*Data to process:*
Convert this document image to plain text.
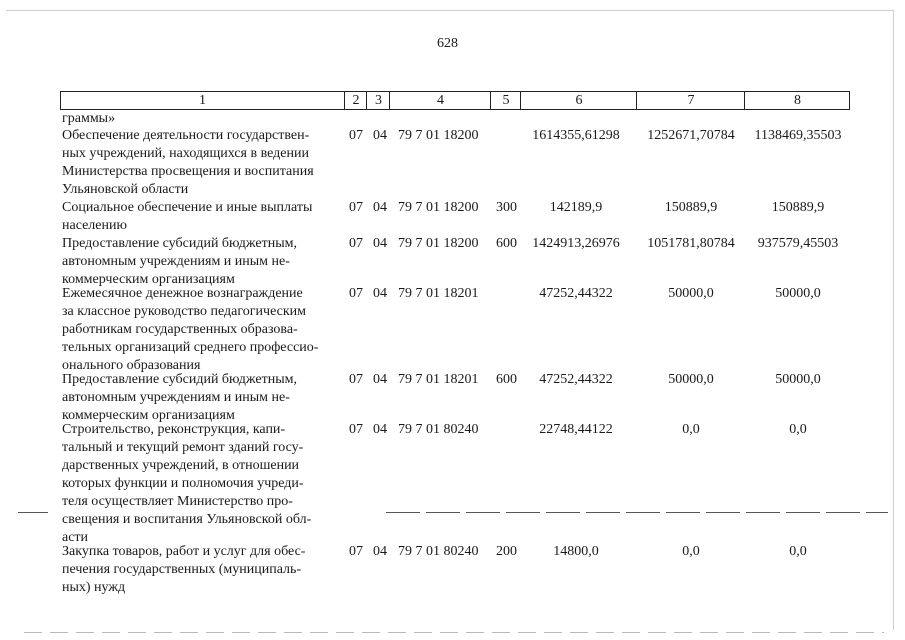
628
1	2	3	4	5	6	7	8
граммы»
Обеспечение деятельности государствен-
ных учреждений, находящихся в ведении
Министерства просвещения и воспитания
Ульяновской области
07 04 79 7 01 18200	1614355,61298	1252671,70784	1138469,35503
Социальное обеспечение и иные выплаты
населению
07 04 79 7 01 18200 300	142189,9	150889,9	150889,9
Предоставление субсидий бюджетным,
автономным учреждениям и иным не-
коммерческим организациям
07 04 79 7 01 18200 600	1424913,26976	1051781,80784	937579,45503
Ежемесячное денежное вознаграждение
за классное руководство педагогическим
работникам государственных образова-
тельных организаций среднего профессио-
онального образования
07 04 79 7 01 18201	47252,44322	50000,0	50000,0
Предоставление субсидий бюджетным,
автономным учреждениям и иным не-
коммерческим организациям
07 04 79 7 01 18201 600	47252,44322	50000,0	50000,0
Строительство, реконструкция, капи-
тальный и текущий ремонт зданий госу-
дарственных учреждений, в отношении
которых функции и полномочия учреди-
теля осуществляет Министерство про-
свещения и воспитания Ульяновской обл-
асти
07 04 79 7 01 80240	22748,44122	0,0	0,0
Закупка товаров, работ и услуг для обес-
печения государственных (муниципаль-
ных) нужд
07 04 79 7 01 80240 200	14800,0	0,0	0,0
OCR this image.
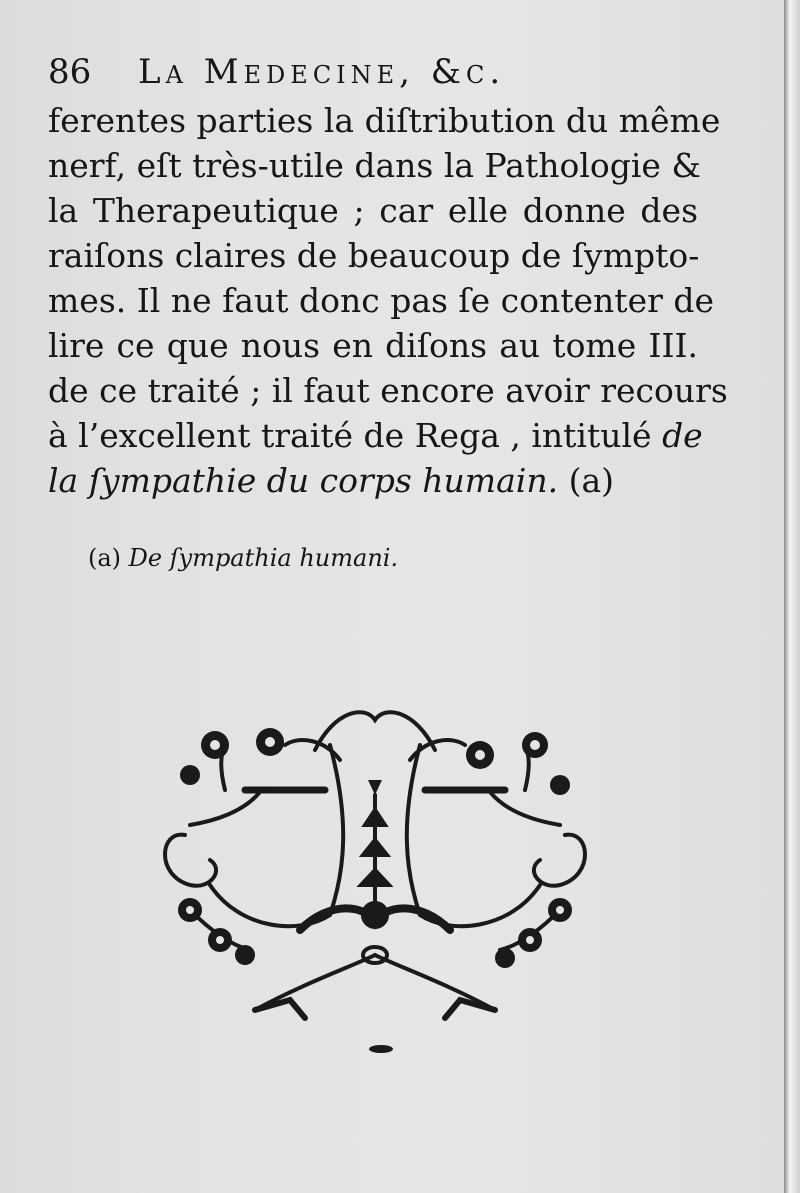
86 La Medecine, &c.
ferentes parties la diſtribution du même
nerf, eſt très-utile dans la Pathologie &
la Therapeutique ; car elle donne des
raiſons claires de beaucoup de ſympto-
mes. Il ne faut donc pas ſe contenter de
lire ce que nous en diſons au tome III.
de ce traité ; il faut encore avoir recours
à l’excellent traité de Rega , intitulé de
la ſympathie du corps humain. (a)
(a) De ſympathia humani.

*Given exercise:*
From the entries, report each line that includes the word "traité".

*Completed task:*
de ce traité ; il faut encore avoir recours
à l’excellent traité de Rega , intitulé de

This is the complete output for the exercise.